-- RAW DATA --

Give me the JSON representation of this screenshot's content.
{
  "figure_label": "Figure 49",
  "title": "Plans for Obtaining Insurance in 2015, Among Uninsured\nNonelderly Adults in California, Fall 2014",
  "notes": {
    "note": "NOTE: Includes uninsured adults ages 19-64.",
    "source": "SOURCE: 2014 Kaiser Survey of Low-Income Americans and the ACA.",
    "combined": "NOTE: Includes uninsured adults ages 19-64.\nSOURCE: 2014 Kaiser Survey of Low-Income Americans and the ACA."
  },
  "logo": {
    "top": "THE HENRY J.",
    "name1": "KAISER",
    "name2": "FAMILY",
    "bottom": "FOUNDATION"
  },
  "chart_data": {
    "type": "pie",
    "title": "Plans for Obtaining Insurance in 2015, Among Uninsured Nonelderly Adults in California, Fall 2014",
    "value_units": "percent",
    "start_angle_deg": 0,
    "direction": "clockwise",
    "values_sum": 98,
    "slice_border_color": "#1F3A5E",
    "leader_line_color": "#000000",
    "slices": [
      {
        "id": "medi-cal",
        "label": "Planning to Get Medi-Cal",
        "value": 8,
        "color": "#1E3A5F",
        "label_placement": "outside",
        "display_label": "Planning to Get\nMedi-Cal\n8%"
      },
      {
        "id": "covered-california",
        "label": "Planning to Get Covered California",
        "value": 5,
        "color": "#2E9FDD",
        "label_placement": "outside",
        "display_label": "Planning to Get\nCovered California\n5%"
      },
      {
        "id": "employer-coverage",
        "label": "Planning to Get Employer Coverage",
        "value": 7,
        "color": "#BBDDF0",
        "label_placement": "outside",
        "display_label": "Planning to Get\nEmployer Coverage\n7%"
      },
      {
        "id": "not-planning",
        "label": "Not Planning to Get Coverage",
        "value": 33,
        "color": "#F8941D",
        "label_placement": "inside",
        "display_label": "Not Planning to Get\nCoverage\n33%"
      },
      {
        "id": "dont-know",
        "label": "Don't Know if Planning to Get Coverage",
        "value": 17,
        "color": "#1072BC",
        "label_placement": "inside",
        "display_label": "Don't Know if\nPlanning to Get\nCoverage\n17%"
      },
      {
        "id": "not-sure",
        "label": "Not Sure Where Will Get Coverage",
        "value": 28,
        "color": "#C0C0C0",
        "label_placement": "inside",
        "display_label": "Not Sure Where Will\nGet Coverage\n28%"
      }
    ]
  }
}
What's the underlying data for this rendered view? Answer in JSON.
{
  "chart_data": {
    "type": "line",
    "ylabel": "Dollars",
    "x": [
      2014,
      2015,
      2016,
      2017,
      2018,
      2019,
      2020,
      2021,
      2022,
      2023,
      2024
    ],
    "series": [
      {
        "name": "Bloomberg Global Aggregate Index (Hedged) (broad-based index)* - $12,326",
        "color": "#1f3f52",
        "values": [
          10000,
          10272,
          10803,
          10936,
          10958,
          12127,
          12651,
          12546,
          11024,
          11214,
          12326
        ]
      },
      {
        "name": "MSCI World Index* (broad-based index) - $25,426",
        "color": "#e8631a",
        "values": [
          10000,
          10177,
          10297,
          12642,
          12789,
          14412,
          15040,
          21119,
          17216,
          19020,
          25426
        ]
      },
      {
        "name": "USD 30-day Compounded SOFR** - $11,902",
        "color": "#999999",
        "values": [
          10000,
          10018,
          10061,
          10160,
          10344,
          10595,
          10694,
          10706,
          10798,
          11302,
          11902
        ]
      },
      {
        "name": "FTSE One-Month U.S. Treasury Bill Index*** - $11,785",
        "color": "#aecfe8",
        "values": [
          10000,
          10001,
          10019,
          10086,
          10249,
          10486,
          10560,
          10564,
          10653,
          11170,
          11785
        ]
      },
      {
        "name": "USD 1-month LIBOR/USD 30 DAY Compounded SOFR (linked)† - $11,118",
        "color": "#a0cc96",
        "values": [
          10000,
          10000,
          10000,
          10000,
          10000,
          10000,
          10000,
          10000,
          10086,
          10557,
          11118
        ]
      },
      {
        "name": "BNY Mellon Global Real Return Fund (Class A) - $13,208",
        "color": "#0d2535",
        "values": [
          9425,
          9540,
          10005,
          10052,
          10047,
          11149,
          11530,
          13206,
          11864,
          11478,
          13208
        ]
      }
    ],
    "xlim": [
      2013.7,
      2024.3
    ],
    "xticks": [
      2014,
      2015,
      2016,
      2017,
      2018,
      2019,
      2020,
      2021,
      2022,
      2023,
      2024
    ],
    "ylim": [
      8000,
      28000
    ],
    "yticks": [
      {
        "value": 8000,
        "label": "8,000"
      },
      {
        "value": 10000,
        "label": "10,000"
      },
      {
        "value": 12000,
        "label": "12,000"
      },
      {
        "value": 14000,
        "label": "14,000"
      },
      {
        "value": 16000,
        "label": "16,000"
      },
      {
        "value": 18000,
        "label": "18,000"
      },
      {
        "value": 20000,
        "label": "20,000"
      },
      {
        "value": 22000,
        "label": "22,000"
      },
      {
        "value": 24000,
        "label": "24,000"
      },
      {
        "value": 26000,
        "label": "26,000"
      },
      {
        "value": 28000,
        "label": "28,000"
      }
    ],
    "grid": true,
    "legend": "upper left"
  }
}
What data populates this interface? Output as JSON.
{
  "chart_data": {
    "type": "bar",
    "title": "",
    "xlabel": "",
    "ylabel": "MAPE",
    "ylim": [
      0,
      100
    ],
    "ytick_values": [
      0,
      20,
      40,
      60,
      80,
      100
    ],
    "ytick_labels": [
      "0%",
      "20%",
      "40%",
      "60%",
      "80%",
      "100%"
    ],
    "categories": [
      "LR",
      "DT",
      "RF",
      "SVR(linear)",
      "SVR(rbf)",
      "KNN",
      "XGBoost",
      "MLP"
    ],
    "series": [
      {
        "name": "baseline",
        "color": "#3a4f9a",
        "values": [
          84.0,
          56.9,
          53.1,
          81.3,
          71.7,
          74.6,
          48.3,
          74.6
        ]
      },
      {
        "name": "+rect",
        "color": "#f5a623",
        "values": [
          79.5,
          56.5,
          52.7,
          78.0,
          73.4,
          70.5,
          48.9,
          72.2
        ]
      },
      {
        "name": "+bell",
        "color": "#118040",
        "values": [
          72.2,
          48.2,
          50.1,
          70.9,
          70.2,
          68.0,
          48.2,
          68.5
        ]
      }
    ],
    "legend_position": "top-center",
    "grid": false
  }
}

-- DESCRIPTION OF THE TASK --
Filter the entries above down to the lines containing the word "Where".

-- TASK RESPONSE --
        "label": "Not Sure Where Will Get Coverage",
        "display_label": "Not Sure Where Will\nGet Coverage\n28%"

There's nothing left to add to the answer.